§ **PROBLEM REQUIREMENTS**: Across the data below, how many lines hold "leur"? Answer with that number and nothing else.

================================

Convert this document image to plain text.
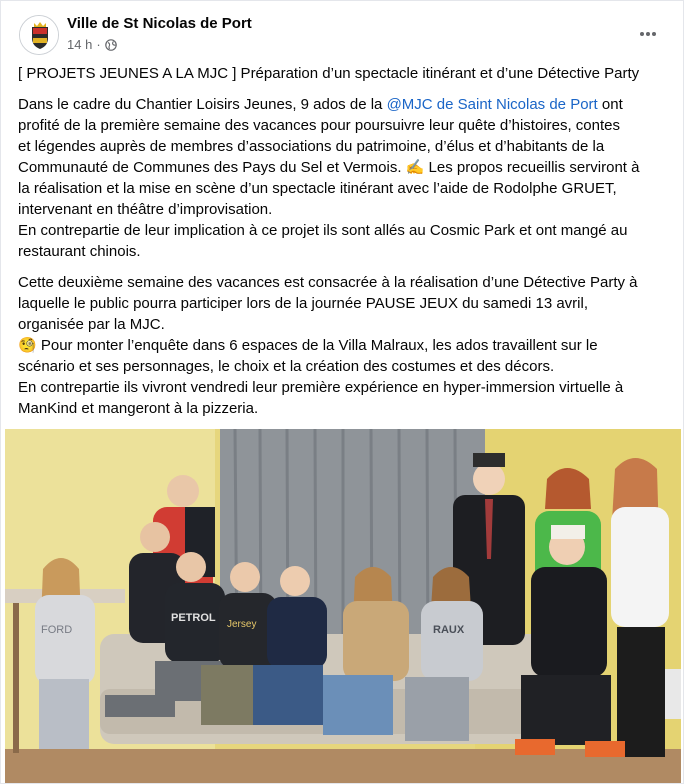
Ville de St Nicolas de Port
14 h ·

[ PROJETS JEUNES A LA MJC ] Préparation d’un spectacle itinérant et d’une Détective Party

Dans le cadre du Chantier Loisirs Jeunes, 9 ados de la @MJC de Saint Nicolas de Port ont
profité de la première semaine des vacances pour poursuivre leur quête d’histoires, contes
et légendes auprès de membres d’associations du patrimoine, d’élus et d’habitants de la
Communauté de Communes des Pays du Sel et Vermois. ✍️ Les propos recueillis serviront à
la réalisation et la mise en scène d’un spectacle itinérant avec l’aide de Rodolphe GRUET,
intervenant en théâtre d’improvisation.
En contrepartie de leur implication à ce projet ils sont allés au Cosmic Park et ont mangé au
restaurant chinois.

Cette deuxième semaine des vacances est consacrée à la réalisation d’une Détective Party à
laquelle le public pourra participer lors de la journée PAUSE JEUX du samedi 13 avril,
organisée par la MJC.
🧐 Pour monter l’enquête dans 6 espaces de la Villa Malraux, les ados travaillent sur le
scénario et ses personnages, le choix et la création des costumes et des décors.
En contrepartie ils vivront vendredi leur première expérience en hyper-immersion virtuelle à
ManKind et mangeront à la pizzeria.

PETROL
Jersey	RAUX
FORD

================================

§ **RESULT OF THE EXERCISE**: 3